◆ AIM:
Copy everything in the records below from the line containing "For every button, label, input, icon, or" down to the line containing "stronger-core-1: [368, 411, 388, 469]", keeping both of those lines and leaving out the pictures.

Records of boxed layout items
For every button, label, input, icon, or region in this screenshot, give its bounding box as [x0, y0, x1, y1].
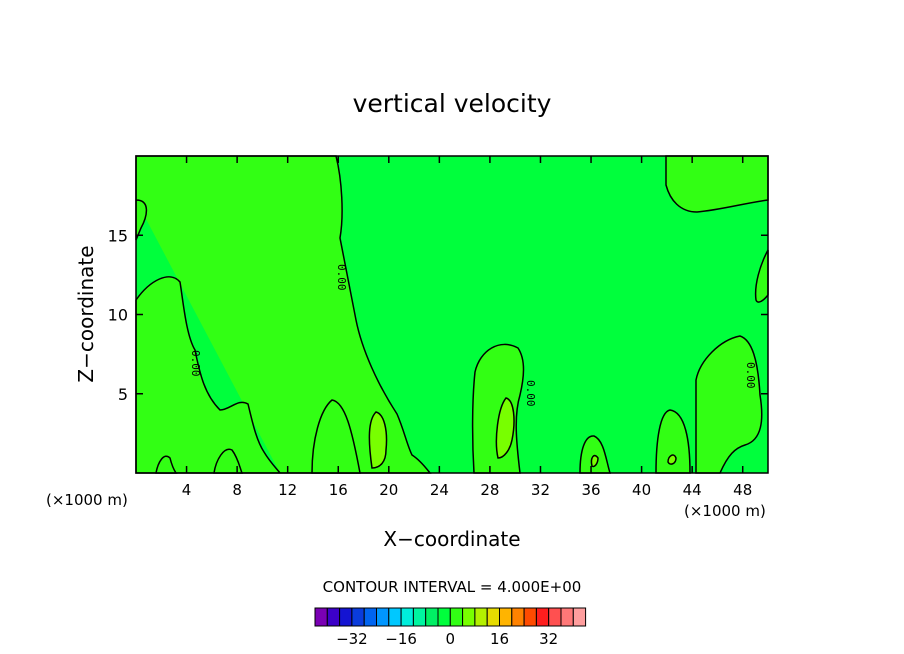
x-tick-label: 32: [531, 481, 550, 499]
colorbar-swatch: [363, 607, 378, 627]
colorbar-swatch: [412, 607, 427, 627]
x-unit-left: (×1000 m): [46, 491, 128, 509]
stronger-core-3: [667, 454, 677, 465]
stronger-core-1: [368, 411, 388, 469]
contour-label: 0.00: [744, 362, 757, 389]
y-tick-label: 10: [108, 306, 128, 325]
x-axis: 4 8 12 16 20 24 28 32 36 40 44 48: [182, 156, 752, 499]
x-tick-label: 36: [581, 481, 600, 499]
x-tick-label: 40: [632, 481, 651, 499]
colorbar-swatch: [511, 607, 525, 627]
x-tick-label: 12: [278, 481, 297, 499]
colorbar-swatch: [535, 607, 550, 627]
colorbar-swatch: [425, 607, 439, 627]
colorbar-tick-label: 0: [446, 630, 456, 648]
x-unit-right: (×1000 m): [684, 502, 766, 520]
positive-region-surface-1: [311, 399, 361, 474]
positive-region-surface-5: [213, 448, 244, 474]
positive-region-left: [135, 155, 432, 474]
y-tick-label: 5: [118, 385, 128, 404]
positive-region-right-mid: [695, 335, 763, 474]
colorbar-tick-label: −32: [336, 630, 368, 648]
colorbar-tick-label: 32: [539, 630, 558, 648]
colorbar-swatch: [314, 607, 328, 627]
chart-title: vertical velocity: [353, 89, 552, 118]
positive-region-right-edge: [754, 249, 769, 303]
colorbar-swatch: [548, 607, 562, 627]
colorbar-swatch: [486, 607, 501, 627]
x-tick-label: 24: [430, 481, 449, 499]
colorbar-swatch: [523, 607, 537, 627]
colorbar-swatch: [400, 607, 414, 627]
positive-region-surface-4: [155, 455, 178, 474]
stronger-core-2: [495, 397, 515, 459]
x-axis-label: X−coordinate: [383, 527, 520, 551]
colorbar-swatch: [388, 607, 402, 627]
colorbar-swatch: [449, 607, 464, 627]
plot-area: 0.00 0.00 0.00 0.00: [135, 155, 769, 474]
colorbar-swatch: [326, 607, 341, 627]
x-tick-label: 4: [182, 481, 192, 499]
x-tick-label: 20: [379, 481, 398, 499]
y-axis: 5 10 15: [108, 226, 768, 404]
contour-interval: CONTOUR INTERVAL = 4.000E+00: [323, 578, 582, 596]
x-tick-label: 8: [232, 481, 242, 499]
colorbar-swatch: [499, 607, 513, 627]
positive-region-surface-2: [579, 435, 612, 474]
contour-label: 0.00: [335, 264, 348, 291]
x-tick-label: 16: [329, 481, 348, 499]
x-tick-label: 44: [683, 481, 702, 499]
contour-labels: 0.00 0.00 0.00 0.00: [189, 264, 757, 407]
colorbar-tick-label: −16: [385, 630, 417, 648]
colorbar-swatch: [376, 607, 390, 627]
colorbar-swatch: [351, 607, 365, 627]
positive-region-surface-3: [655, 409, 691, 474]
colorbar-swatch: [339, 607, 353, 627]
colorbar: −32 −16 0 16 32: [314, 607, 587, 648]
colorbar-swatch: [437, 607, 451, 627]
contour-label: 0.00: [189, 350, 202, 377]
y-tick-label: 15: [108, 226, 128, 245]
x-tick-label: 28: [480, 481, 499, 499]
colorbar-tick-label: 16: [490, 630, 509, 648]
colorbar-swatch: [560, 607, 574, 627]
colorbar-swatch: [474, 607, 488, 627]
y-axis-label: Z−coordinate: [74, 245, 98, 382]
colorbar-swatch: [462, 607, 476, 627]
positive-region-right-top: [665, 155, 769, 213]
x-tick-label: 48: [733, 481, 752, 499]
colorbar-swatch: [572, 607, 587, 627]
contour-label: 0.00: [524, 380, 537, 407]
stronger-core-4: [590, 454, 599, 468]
* * *
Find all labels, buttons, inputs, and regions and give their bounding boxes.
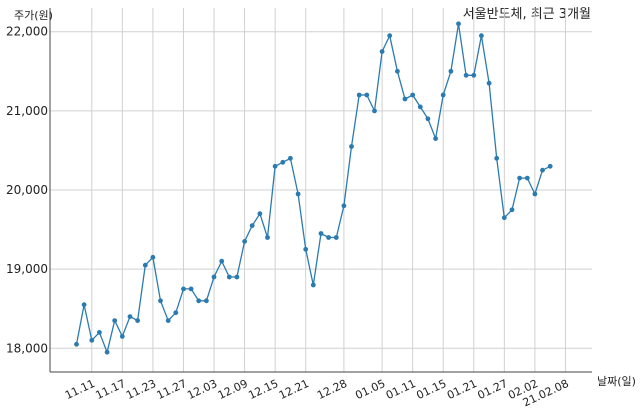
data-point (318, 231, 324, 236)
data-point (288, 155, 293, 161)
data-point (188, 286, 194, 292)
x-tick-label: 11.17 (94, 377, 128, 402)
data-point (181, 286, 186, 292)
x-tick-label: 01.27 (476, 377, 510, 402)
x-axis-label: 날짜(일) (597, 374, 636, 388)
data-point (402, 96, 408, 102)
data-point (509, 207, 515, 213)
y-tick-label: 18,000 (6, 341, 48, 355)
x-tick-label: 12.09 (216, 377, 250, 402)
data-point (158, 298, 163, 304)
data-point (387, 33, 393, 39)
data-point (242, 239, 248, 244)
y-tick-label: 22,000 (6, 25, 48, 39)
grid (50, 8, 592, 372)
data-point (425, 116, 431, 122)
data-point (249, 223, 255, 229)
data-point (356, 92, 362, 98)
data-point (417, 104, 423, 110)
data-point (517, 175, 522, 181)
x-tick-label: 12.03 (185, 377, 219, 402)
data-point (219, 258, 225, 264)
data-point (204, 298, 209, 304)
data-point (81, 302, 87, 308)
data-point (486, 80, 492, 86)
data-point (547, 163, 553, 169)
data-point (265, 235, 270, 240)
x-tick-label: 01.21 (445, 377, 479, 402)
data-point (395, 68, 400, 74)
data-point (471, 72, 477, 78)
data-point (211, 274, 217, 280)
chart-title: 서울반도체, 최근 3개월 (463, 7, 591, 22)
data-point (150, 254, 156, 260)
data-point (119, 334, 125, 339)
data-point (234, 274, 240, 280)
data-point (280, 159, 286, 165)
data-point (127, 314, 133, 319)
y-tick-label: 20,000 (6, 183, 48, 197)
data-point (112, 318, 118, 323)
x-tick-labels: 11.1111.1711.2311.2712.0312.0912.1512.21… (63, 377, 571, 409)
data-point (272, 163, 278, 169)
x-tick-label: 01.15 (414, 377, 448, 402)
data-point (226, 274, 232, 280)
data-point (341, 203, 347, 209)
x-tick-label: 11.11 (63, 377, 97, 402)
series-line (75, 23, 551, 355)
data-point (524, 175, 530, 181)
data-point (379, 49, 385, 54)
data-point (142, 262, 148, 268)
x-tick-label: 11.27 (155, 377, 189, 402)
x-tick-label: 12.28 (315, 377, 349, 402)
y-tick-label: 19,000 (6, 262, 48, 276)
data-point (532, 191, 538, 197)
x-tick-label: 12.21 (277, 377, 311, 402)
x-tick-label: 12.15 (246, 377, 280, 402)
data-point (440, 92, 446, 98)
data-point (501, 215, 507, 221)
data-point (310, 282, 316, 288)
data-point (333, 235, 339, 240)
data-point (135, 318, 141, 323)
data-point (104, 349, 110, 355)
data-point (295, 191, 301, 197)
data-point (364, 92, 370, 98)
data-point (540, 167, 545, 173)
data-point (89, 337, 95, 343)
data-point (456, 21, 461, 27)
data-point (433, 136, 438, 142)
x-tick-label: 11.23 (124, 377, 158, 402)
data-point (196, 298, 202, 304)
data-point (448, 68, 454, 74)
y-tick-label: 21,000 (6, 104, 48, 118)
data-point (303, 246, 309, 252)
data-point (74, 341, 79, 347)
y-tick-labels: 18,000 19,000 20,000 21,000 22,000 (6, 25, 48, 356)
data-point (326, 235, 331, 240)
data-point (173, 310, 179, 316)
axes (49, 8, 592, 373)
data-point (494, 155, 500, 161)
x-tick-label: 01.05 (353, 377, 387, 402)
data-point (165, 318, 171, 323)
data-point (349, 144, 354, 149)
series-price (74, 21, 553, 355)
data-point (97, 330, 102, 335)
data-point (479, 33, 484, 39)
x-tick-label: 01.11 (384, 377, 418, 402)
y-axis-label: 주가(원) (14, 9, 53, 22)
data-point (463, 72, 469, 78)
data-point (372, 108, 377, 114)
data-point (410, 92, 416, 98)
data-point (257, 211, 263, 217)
...
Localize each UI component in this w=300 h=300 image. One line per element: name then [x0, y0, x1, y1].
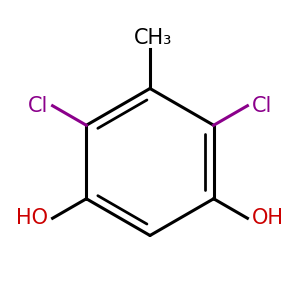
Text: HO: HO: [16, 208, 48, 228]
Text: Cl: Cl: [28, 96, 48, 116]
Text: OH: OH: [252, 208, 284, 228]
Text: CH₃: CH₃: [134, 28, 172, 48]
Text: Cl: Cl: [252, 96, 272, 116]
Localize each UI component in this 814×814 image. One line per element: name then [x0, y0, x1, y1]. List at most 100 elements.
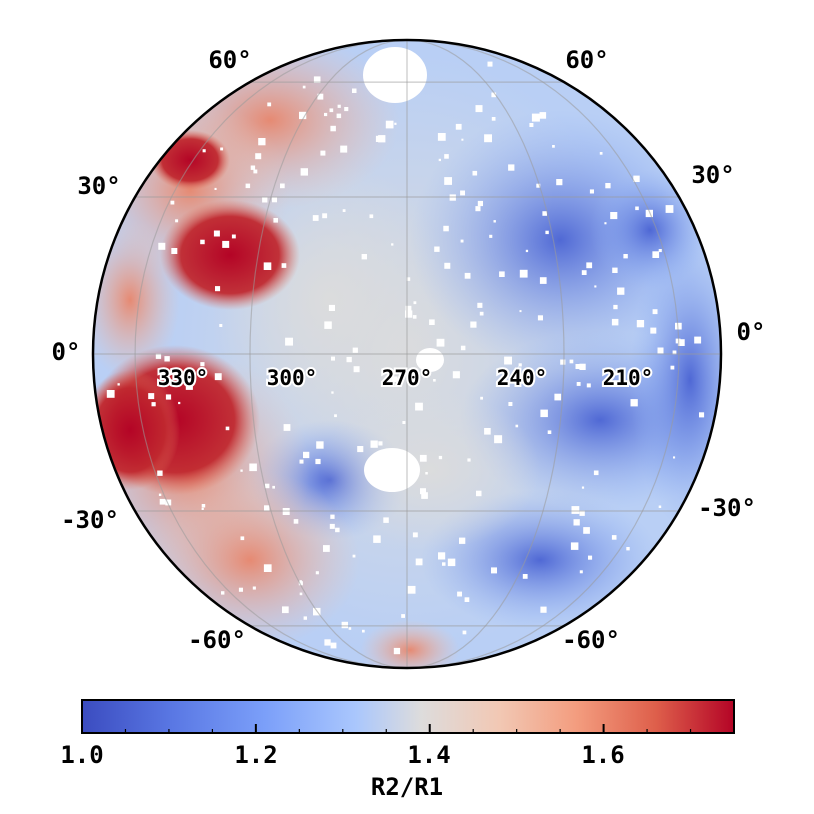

◆ REPLY:
For every button, label, input, icon, or region in this screenshot, give its bounding box as [x0, y0, x1, y1].
x-tick-label: 32: [531, 481, 550, 499]
colorbar-swatch: [363, 607, 378, 627]
colorbar-swatch: [412, 607, 427, 627]
x-unit-left: (×1000 m): [46, 491, 128, 509]
stronger-core-3: [667, 454, 677, 465]
stronger-core-1: [368, 411, 388, 469]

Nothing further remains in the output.